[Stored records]
################

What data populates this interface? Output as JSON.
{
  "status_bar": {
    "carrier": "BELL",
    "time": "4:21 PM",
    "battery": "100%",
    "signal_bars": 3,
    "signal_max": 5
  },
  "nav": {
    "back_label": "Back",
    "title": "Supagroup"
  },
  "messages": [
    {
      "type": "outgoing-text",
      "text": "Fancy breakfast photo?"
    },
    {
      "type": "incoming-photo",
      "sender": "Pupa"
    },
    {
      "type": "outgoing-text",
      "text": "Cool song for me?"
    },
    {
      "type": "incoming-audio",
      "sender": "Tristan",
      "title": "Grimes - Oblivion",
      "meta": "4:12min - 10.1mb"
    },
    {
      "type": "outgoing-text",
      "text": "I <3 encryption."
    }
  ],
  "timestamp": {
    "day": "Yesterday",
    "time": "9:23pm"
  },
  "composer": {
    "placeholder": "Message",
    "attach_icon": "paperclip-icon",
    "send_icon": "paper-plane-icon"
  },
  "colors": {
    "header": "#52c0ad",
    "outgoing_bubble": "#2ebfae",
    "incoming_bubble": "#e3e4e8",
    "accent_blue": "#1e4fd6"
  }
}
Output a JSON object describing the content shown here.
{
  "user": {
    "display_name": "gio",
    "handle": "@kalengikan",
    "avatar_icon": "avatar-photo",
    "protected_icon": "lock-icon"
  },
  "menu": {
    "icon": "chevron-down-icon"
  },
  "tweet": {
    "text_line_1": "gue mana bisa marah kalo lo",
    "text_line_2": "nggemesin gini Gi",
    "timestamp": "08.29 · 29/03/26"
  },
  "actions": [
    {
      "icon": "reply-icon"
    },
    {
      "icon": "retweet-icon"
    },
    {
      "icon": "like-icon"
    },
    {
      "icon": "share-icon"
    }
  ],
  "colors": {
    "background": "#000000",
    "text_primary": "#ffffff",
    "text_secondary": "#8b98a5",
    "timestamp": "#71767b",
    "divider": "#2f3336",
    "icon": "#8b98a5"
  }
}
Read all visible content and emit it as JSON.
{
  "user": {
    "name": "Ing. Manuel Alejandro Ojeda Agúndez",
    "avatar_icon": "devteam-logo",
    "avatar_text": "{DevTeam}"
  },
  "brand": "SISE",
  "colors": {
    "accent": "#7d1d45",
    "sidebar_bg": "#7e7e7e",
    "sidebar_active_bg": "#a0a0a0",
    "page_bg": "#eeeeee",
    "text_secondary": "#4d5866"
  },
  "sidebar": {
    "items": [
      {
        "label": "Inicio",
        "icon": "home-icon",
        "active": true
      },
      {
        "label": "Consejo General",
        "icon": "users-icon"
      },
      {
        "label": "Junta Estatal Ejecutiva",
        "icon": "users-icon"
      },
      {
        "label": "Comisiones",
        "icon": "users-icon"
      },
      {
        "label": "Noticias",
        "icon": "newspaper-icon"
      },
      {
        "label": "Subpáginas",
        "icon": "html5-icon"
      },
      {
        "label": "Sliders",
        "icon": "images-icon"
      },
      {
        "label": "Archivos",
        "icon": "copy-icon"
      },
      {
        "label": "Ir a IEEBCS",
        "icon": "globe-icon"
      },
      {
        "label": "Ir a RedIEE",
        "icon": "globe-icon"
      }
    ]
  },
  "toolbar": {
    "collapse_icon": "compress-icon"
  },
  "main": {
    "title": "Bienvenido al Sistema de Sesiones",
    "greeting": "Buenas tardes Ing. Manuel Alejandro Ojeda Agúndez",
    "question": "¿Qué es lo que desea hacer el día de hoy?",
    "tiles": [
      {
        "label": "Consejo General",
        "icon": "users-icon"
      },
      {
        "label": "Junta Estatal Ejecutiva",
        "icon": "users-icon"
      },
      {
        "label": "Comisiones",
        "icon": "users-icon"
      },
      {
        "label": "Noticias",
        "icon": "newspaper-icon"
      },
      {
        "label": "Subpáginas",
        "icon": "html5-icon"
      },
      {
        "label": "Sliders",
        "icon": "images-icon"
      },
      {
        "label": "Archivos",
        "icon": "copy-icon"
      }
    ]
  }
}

################

> **INSTRUCTIONS TO FOLLOW**:
Write out the full set of records exactly as given.

> **ANSWER TO THIS TASK**:
What data populates this interface? Output as JSON.
{
  "status_bar": {
    "carrier": "BELL",
    "time": "4:21 PM",
    "battery": "100%",
    "signal_bars": 3,
    "signal_max": 5
  },
  "nav": {
    "back_label": "Back",
    "title": "Supagroup"
  },
  "messages": [
    {
      "type": "outgoing-text",
      "text": "Fancy breakfast photo?"
    },
    {
      "type": "incoming-photo",
      "sender": "Pupa"
    },
    {
      "type": "outgoing-text",
      "text": "Cool song for me?"
    },
    {
      "type": "incoming-audio",
      "sender": "Tristan",
      "title": "Grimes - Oblivion",
      "meta": "4:12min - 10.1mb"
    },
    {
      "type": "outgoing-text",
      "text": "I <3 encryption."
    }
  ],
  "timestamp": {
    "day": "Yesterday",
    "time": "9:23pm"
  },
  "composer": {
    "placeholder": "Message",
    "attach_icon": "paperclip-icon",
    "send_icon": "paper-plane-icon"
  },
  "colors": {
    "header": "#52c0ad",
    "outgoing_bubble": "#2ebfae",
    "incoming_bubble": "#e3e4e8",
    "accent_blue": "#1e4fd6"
  }
}
Output a JSON object describing the content shown here.
{
  "user": {
    "display_name": "gio",
    "handle": "@kalengikan",
    "avatar_icon": "avatar-photo",
    "protected_icon": "lock-icon"
  },
  "menu": {
    "icon": "chevron-down-icon"
  },
  "tweet": {
    "text_line_1": "gue mana bisa marah kalo lo",
    "text_line_2": "nggemesin gini Gi",
    "timestamp": "08.29 · 29/03/26"
  },
  "actions": [
    {
      "icon": "reply-icon"
    },
    {
      "icon": "retweet-icon"
    },
    {
      "icon": "like-icon"
    },
    {
      "icon": "share-icon"
    }
  ],
  "colors": {
    "background": "#000000",
    "text_primary": "#ffffff",
    "text_secondary": "#8b98a5",
    "timestamp": "#71767b",
    "divider": "#2f3336",
    "icon": "#8b98a5"
  }
}
Read all visible content and emit it as JSON.
{
  "user": {
    "name": "Ing. Manuel Alejandro Ojeda Agúndez",
    "avatar_icon": "devteam-logo",
    "avatar_text": "{DevTeam}"
  },
  "brand": "SISE",
  "colors": {
    "accent": "#7d1d45",
    "sidebar_bg": "#7e7e7e",
    "sidebar_active_bg": "#a0a0a0",
    "page_bg": "#eeeeee",
    "text_secondary": "#4d5866"
  },
  "sidebar": {
    "items": [
      {
        "label": "Inicio",
        "icon": "home-icon",
        "active": true
      },
      {
        "label": "Consejo General",
        "icon": "users-icon"
      },
      {
        "label": "Junta Estatal Ejecutiva",
        "icon": "users-icon"
      },
      {
        "label": "Comisiones",
        "icon": "users-icon"
      },
      {
        "label": "Noticias",
        "icon": "newspaper-icon"
      },
      {
        "label": "Subpáginas",
        "icon": "html5-icon"
      },
      {
        "label": "Sliders",
        "icon": "images-icon"
      },
      {
        "label": "Archivos",
        "icon": "copy-icon"
      },
      {
        "label": "Ir a IEEBCS",
        "icon": "globe-icon"
      },
      {
        "label": "Ir a RedIEE",
        "icon": "globe-icon"
      }
    ]
  },
  "toolbar": {
    "collapse_icon": "compress-icon"
  },
  "main": {
    "title": "Bienvenido al Sistema de Sesiones",
    "greeting": "Buenas tardes Ing. Manuel Alejandro Ojeda Agúndez",
    "question": "¿Qué es lo que desea hacer el día de hoy?",
    "tiles": [
      {
        "label": "Consejo General",
        "icon": "users-icon"
      },
      {
        "label": "Junta Estatal Ejecutiva",
        "icon": "users-icon"
      },
      {
        "label": "Comisiones",
        "icon": "users-icon"
      },
      {
        "label": "Noticias",
        "icon": "newspaper-icon"
      },
      {
        "label": "Subpáginas",
        "icon": "html5-icon"
      },
      {
        "label": "Sliders",
        "icon": "images-icon"
      },
      {
        "label": "Archivos",
        "icon": "copy-icon"
      }
    ]
  }
}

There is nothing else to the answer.